Input data
>> Begin
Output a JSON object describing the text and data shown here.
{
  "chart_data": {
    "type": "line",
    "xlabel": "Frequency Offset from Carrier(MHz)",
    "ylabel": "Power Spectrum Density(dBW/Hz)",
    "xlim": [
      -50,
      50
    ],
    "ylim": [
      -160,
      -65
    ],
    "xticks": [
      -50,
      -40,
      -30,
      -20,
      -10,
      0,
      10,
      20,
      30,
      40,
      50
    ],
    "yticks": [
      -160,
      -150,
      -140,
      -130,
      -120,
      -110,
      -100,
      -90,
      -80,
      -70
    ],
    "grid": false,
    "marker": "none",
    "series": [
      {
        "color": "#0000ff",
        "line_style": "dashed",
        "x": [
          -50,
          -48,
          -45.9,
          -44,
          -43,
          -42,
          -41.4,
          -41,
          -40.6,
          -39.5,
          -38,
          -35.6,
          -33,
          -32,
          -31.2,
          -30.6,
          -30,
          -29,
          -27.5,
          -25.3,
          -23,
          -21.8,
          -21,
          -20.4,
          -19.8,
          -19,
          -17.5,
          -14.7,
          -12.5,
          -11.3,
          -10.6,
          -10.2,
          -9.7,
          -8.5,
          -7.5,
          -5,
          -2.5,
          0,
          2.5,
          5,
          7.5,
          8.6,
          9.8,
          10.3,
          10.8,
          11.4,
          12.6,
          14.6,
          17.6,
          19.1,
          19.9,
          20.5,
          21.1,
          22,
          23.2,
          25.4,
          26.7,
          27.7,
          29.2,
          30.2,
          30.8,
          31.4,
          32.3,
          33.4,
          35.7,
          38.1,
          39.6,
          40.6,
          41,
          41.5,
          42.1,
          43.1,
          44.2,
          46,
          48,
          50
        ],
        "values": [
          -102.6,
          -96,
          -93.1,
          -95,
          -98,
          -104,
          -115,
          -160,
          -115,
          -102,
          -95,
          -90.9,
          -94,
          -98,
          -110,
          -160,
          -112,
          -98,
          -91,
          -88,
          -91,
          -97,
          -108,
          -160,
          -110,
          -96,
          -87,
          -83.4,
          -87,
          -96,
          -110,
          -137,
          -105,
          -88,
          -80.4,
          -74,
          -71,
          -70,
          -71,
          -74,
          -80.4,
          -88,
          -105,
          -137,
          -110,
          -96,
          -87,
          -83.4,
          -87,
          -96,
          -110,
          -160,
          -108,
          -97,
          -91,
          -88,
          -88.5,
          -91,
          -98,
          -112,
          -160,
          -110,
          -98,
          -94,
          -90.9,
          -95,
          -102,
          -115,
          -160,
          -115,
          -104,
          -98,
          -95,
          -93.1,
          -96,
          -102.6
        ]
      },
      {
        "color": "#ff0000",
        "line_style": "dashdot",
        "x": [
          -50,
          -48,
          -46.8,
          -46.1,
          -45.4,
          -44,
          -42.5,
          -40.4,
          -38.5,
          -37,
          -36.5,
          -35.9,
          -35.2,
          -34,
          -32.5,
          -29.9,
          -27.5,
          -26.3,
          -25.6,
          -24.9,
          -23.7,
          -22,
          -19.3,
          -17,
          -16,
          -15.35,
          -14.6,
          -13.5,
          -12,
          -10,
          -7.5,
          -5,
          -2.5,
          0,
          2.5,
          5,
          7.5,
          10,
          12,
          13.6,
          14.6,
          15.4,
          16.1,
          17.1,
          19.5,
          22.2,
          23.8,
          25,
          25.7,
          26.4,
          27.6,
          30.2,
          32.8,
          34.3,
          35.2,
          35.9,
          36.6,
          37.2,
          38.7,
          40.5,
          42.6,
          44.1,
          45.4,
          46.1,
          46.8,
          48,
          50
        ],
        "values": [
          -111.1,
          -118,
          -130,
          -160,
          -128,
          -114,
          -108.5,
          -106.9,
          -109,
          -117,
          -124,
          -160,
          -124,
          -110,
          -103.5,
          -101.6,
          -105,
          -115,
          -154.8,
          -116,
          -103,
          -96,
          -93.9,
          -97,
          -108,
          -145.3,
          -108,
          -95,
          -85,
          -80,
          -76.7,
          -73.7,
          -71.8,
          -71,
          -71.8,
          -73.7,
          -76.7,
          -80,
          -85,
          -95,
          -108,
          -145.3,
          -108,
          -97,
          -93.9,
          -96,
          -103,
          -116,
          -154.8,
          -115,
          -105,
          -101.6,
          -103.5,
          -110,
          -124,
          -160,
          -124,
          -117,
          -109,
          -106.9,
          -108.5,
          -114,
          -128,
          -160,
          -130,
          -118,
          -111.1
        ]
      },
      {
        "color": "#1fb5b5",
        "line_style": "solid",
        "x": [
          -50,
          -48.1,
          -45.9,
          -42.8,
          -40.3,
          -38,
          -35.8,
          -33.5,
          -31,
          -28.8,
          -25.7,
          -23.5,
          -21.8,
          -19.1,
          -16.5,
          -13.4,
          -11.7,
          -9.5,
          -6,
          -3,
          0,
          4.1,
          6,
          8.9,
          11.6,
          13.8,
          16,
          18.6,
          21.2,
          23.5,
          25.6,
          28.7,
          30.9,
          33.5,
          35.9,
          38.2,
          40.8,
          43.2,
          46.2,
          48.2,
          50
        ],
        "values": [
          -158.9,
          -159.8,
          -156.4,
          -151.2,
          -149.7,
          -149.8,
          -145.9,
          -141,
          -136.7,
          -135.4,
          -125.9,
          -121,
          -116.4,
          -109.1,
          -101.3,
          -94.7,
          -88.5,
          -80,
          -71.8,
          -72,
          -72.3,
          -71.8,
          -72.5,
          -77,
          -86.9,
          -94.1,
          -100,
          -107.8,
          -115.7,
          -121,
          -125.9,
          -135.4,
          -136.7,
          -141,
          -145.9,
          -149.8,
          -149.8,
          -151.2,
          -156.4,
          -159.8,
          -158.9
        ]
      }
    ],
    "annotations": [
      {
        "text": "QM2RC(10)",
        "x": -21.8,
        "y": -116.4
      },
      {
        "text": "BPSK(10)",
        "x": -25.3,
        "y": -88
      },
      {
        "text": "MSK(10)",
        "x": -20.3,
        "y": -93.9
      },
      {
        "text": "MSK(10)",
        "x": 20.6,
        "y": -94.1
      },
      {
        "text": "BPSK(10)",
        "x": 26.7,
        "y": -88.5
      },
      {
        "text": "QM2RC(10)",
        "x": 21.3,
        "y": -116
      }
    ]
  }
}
>> End
Restate each of the entries above verbatim.

Answer for this exercise
Output a JSON object describing the text and data shown here.
{
  "chart_data": {
    "type": "line",
    "xlabel": "Frequency Offset from Carrier(MHz)",
    "ylabel": "Power Spectrum Density(dBW/Hz)",
    "xlim": [
      -50,
      50
    ],
    "ylim": [
      -160,
      -65
    ],
    "xticks": [
      -50,
      -40,
      -30,
      -20,
      -10,
      0,
      10,
      20,
      30,
      40,
      50
    ],
    "yticks": [
      -160,
      -150,
      -140,
      -130,
      -120,
      -110,
      -100,
      -90,
      -80,
      -70
    ],
    "grid": false,
    "marker": "none",
    "series": [
      {
        "color": "#0000ff",
        "line_style": "dashed",
        "x": [
          -50,
          -48,
          -45.9,
          -44,
          -43,
          -42,
          -41.4,
          -41,
          -40.6,
          -39.5,
          -38,
          -35.6,
          -33,
          -32,
          -31.2,
          -30.6,
          -30,
          -29,
          -27.5,
          -25.3,
          -23,
          -21.8,
          -21,
          -20.4,
          -19.8,
          -19,
          -17.5,
          -14.7,
          -12.5,
          -11.3,
          -10.6,
          -10.2,
          -9.7,
          -8.5,
          -7.5,
          -5,
          -2.5,
          0,
          2.5,
          5,
          7.5,
          8.6,
          9.8,
          10.3,
          10.8,
          11.4,
          12.6,
          14.6,
          17.6,
          19.1,
          19.9,
          20.5,
          21.1,
          22,
          23.2,
          25.4,
          26.7,
          27.7,
          29.2,
          30.2,
          30.8,
          31.4,
          32.3,
          33.4,
          35.7,
          38.1,
          39.6,
          40.6,
          41,
          41.5,
          42.1,
          43.1,
          44.2,
          46,
          48,
          50
        ],
        "values": [
          -102.6,
          -96,
          -93.1,
          -95,
          -98,
          -104,
          -115,
          -160,
          -115,
          -102,
          -95,
          -90.9,
          -94,
          -98,
          -110,
          -160,
          -112,
          -98,
          -91,
          -88,
          -91,
          -97,
          -108,
          -160,
          -110,
          -96,
          -87,
          -83.4,
          -87,
          -96,
          -110,
          -137,
          -105,
          -88,
          -80.4,
          -74,
          -71,
          -70,
          -71,
          -74,
          -80.4,
          -88,
          -105,
          -137,
          -110,
          -96,
          -87,
          -83.4,
          -87,
          -96,
          -110,
          -160,
          -108,
          -97,
          -91,
          -88,
          -88.5,
          -91,
          -98,
          -112,
          -160,
          -110,
          -98,
          -94,
          -90.9,
          -95,
          -102,
          -115,
          -160,
          -115,
          -104,
          -98,
          -95,
          -93.1,
          -96,
          -102.6
        ]
      },
      {
        "color": "#ff0000",
        "line_style": "dashdot",
        "x": [
          -50,
          -48,
          -46.8,
          -46.1,
          -45.4,
          -44,
          -42.5,
          -40.4,
          -38.5,
          -37,
          -36.5,
          -35.9,
          -35.2,
          -34,
          -32.5,
          -29.9,
          -27.5,
          -26.3,
          -25.6,
          -24.9,
          -23.7,
          -22,
          -19.3,
          -17,
          -16,
          -15.35,
          -14.6,
          -13.5,
          -12,
          -10,
          -7.5,
          -5,
          -2.5,
          0,
          2.5,
          5,
          7.5,
          10,
          12,
          13.6,
          14.6,
          15.4,
          16.1,
          17.1,
          19.5,
          22.2,
          23.8,
          25,
          25.7,
          26.4,
          27.6,
          30.2,
          32.8,
          34.3,
          35.2,
          35.9,
          36.6,
          37.2,
          38.7,
          40.5,
          42.6,
          44.1,
          45.4,
          46.1,
          46.8,
          48,
          50
        ],
        "values": [
          -111.1,
          -118,
          -130,
          -160,
          -128,
          -114,
          -108.5,
          -106.9,
          -109,
          -117,
          -124,
          -160,
          -124,
          -110,
          -103.5,
          -101.6,
          -105,
          -115,
          -154.8,
          -116,
          -103,
          -96,
          -93.9,
          -97,
          -108,
          -145.3,
          -108,
          -95,
          -85,
          -80,
          -76.7,
          -73.7,
          -71.8,
          -71,
          -71.8,
          -73.7,
          -76.7,
          -80,
          -85,
          -95,
          -108,
          -145.3,
          -108,
          -97,
          -93.9,
          -96,
          -103,
          -116,
          -154.8,
          -115,
          -105,
          -101.6,
          -103.5,
          -110,
          -124,
          -160,
          -124,
          -117,
          -109,
          -106.9,
          -108.5,
          -114,
          -128,
          -160,
          -130,
          -118,
          -111.1
        ]
      },
      {
        "color": "#1fb5b5",
        "line_style": "solid",
        "x": [
          -50,
          -48.1,
          -45.9,
          -42.8,
          -40.3,
          -38,
          -35.8,
          -33.5,
          -31,
          -28.8,
          -25.7,
          -23.5,
          -21.8,
          -19.1,
          -16.5,
          -13.4,
          -11.7,
          -9.5,
          -6,
          -3,
          0,
          4.1,
          6,
          8.9,
          11.6,
          13.8,
          16,
          18.6,
          21.2,
          23.5,
          25.6,
          28.7,
          30.9,
          33.5,
          35.9,
          38.2,
          40.8,
          43.2,
          46.2,
          48.2,
          50
        ],
        "values": [
          -158.9,
          -159.8,
          -156.4,
          -151.2,
          -149.7,
          -149.8,
          -145.9,
          -141,
          -136.7,
          -135.4,
          -125.9,
          -121,
          -116.4,
          -109.1,
          -101.3,
          -94.7,
          -88.5,
          -80,
          -71.8,
          -72,
          -72.3,
          -71.8,
          -72.5,
          -77,
          -86.9,
          -94.1,
          -100,
          -107.8,
          -115.7,
          -121,
          -125.9,
          -135.4,
          -136.7,
          -141,
          -145.9,
          -149.8,
          -149.8,
          -151.2,
          -156.4,
          -159.8,
          -158.9
        ]
      }
    ],
    "annotations": [
      {
        "text": "QM2RC(10)",
        "x": -21.8,
        "y": -116.4
      },
      {
        "text": "BPSK(10)",
        "x": -25.3,
        "y": -88
      },
      {
        "text": "MSK(10)",
        "x": -20.3,
        "y": -93.9
      },
      {
        "text": "MSK(10)",
        "x": 20.6,
        "y": -94.1
      },
      {
        "text": "BPSK(10)",
        "x": 26.7,
        "y": -88.5
      },
      {
        "text": "QM2RC(10)",
        "x": 21.3,
        "y": -116
      }
    ]
  }
}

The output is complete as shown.